── GIVEN ENTRIES

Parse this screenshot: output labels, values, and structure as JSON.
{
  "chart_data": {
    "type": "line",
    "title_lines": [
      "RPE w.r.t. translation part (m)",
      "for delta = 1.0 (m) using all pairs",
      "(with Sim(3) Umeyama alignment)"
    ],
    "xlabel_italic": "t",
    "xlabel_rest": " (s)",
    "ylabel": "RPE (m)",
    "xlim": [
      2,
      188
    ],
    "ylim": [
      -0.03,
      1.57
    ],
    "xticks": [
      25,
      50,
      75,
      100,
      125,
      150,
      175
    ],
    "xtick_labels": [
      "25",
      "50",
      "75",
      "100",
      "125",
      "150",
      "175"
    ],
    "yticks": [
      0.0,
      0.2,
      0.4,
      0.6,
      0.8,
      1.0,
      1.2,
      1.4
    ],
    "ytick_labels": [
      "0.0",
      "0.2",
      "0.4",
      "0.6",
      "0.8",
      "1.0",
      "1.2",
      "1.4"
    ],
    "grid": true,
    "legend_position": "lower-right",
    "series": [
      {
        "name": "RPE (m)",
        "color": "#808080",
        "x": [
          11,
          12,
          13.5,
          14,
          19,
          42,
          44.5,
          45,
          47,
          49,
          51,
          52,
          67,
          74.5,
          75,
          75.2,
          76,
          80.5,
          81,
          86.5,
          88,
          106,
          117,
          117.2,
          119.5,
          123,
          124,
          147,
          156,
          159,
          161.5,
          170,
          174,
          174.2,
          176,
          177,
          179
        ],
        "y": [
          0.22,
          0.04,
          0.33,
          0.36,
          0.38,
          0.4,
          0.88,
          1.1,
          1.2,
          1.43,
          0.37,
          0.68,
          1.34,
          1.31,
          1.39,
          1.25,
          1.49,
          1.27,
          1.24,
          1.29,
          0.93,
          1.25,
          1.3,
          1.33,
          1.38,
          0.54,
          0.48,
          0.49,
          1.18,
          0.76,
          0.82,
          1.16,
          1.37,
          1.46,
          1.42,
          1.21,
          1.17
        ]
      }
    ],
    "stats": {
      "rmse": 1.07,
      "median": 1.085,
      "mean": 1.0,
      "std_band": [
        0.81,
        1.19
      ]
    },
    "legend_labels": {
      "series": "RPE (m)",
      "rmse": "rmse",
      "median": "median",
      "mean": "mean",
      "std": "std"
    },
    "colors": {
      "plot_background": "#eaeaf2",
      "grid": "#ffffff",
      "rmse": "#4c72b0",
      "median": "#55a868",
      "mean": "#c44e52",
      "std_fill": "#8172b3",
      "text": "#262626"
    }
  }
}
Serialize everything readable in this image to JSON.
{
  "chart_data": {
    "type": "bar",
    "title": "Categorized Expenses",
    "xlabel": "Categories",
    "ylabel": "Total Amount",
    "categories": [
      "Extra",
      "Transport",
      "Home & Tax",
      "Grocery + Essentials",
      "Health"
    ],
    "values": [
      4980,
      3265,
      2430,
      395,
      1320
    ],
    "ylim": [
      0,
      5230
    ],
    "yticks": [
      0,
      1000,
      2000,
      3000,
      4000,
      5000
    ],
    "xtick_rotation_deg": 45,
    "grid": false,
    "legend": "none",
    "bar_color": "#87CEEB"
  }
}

────

» EXERCISE INSTRUCTIONS:
Give the count of lines in the listing that hold the word "median", with no other text.

» FINAL RESULT:
3